■ Directive ■
Give a count of the lines below that have the string "JSON" in them, with no other words.

■ Given data ■

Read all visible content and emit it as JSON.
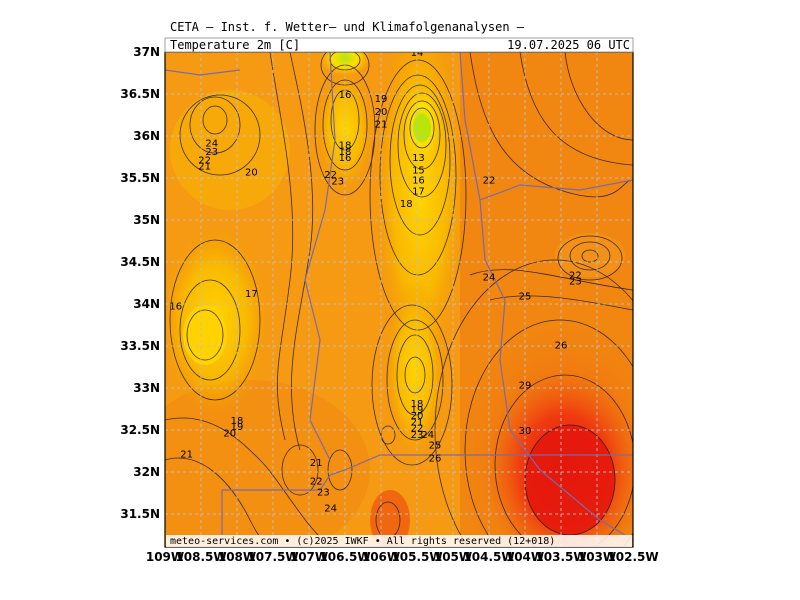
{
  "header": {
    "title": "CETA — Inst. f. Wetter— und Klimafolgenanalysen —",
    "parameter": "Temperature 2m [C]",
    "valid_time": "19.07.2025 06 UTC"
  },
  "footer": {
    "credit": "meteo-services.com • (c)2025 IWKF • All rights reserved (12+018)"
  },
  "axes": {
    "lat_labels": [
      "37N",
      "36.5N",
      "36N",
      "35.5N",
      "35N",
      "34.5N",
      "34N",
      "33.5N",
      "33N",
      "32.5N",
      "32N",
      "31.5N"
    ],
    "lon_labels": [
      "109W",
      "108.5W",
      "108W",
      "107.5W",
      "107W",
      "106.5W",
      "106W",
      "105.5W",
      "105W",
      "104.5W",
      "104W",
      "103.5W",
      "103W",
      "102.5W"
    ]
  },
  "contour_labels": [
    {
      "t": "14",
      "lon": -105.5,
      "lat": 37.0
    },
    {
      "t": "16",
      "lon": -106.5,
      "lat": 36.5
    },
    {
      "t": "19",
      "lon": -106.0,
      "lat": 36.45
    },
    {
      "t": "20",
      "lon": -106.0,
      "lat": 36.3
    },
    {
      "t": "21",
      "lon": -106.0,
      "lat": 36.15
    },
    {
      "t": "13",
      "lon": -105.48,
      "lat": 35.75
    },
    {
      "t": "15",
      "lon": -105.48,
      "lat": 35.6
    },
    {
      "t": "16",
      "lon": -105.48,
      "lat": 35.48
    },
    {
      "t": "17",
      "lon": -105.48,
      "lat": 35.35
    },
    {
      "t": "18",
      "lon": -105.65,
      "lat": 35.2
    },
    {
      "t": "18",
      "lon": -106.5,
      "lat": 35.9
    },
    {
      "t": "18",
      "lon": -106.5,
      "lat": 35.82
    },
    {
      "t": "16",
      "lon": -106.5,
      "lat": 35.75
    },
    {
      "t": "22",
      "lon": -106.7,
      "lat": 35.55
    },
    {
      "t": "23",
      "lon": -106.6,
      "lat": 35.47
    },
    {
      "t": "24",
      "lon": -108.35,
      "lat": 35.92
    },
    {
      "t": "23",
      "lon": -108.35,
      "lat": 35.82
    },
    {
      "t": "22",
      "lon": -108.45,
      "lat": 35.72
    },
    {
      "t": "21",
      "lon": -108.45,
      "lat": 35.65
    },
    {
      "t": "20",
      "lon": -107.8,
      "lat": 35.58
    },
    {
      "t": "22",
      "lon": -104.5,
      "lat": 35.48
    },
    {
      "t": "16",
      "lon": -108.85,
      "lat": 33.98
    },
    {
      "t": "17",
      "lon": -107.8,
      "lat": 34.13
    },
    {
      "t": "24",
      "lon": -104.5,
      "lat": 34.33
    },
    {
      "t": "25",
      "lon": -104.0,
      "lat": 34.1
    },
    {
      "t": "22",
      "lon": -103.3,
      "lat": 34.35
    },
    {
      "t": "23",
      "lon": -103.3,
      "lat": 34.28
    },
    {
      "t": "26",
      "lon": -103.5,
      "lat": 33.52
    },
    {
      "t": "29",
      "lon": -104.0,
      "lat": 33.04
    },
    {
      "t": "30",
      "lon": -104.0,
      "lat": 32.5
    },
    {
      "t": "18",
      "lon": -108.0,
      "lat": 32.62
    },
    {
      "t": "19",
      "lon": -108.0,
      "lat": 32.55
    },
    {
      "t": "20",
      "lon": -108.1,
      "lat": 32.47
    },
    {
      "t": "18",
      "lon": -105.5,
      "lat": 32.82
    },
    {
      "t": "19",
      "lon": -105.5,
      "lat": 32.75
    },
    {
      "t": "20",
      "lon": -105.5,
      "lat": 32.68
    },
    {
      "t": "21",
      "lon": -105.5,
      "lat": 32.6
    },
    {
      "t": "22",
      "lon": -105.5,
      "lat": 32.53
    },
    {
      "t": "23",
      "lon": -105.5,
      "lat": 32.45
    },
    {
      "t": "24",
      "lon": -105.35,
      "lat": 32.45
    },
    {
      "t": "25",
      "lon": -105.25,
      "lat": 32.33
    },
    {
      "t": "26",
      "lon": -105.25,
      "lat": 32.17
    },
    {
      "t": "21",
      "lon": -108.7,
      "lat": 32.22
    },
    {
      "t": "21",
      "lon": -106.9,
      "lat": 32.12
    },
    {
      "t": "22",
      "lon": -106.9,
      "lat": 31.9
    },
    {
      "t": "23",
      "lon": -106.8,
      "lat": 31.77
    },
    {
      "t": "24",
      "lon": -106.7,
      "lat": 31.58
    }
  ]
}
==
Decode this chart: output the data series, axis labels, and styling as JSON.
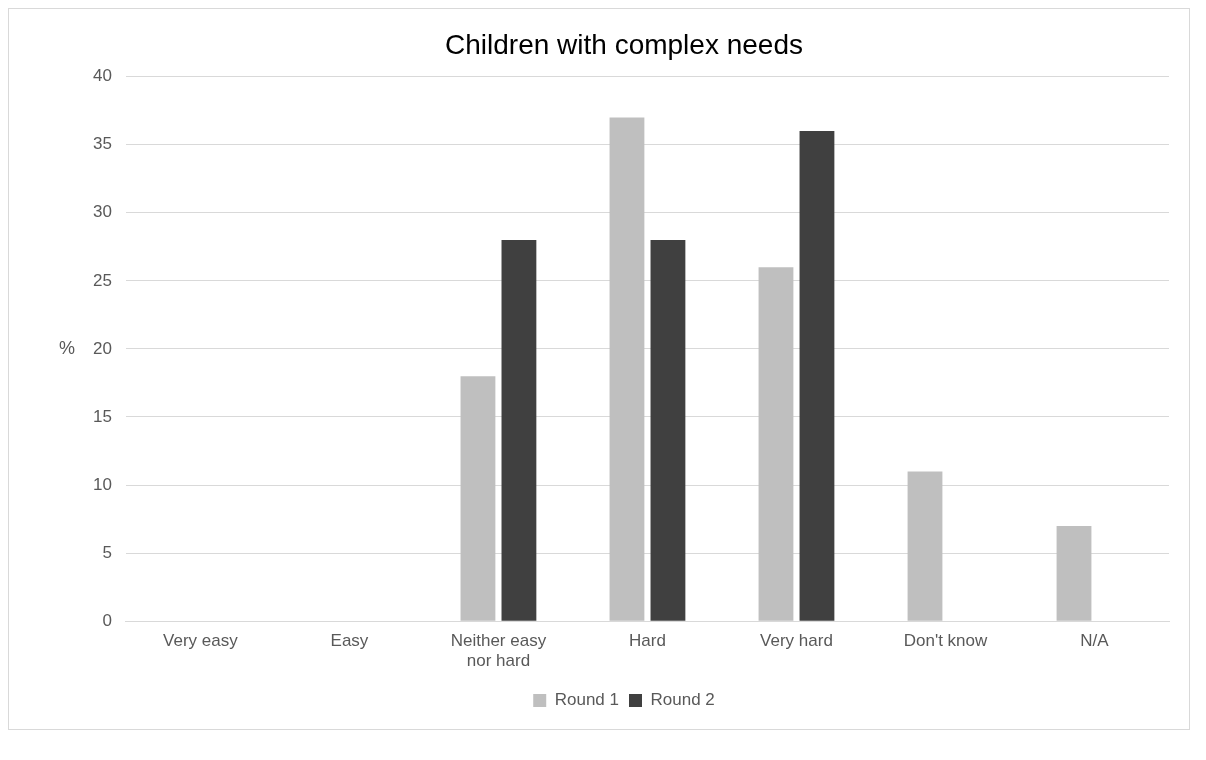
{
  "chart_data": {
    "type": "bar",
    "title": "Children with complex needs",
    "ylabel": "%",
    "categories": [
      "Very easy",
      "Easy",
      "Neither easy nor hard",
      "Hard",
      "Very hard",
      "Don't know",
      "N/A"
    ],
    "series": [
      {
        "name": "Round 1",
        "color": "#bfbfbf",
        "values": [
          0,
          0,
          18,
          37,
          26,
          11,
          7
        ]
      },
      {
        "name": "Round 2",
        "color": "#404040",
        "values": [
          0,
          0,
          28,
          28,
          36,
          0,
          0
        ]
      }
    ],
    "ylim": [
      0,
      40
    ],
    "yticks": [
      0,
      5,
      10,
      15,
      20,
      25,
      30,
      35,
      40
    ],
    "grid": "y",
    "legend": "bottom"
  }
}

■ Final answer ■
2